- _Provided material_
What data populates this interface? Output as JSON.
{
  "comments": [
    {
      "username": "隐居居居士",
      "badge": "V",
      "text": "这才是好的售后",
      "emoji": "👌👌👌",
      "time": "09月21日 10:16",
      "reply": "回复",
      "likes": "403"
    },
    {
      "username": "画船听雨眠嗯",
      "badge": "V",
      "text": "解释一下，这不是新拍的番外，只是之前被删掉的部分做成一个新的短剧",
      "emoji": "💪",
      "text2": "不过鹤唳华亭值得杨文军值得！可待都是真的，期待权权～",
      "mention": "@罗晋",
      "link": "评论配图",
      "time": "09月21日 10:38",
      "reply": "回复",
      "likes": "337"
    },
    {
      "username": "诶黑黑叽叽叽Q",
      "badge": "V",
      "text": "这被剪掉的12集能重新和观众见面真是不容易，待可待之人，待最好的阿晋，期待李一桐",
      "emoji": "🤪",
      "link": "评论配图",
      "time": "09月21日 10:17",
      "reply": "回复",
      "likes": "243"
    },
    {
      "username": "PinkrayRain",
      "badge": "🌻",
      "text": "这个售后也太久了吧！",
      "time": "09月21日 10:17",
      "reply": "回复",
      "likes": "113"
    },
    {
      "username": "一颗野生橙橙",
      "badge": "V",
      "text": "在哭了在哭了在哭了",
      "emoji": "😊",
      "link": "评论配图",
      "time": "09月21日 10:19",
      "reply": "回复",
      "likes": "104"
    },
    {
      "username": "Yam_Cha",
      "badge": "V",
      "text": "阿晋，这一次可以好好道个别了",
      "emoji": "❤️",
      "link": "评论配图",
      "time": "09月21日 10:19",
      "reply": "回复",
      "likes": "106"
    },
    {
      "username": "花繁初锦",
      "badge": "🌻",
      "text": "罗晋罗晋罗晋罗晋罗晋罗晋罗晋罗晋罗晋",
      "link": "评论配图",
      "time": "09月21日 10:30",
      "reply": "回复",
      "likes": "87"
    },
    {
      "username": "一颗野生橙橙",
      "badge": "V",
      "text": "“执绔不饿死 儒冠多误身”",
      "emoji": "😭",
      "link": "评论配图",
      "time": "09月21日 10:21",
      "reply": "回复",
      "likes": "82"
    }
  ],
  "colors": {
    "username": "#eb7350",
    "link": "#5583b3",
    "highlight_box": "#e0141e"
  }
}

- _Exercise goal_
Reproduce all of the material above word for word.

- _Answer to this problem_
What data populates this interface? Output as JSON.
{
  "comments": [
    {
      "username": "隐居居居士",
      "badge": "V",
      "text": "这才是好的售后",
      "emoji": "👌👌👌",
      "time": "09月21日 10:16",
      "reply": "回复",
      "likes": "403"
    },
    {
      "username": "画船听雨眠嗯",
      "badge": "V",
      "text": "解释一下，这不是新拍的番外，只是之前被删掉的部分做成一个新的短剧",
      "emoji": "💪",
      "text2": "不过鹤唳华亭值得杨文军值得！可待都是真的，期待权权～",
      "mention": "@罗晋",
      "link": "评论配图",
      "time": "09月21日 10:38",
      "reply": "回复",
      "likes": "337"
    },
    {
      "username": "诶黑黑叽叽叽Q",
      "badge": "V",
      "text": "这被剪掉的12集能重新和观众见面真是不容易，待可待之人，待最好的阿晋，期待李一桐",
      "emoji": "🤪",
      "link": "评论配图",
      "time": "09月21日 10:17",
      "reply": "回复",
      "likes": "243"
    },
    {
      "username": "PinkrayRain",
      "badge": "🌻",
      "text": "这个售后也太久了吧！",
      "time": "09月21日 10:17",
      "reply": "回复",
      "likes": "113"
    },
    {
      "username": "一颗野生橙橙",
      "badge": "V",
      "text": "在哭了在哭了在哭了",
      "emoji": "😊",
      "link": "评论配图",
      "time": "09月21日 10:19",
      "reply": "回复",
      "likes": "104"
    },
    {
      "username": "Yam_Cha",
      "badge": "V",
      "text": "阿晋，这一次可以好好道个别了",
      "emoji": "❤️",
      "link": "评论配图",
      "time": "09月21日 10:19",
      "reply": "回复",
      "likes": "106"
    },
    {
      "username": "花繁初锦",
      "badge": "🌻",
      "text": "罗晋罗晋罗晋罗晋罗晋罗晋罗晋罗晋罗晋",
      "link": "评论配图",
      "time": "09月21日 10:30",
      "reply": "回复",
      "likes": "87"
    },
    {
      "username": "一颗野生橙橙",
      "badge": "V",
      "text": "“执绔不饿死 儒冠多误身”",
      "emoji": "😭",
      "link": "评论配图",
      "time": "09月21日 10:21",
      "reply": "回复",
      "likes": "82"
    }
  ],
  "colors": {
    "username": "#eb7350",
    "link": "#5583b3",
    "highlight_box": "#e0141e"
  }
}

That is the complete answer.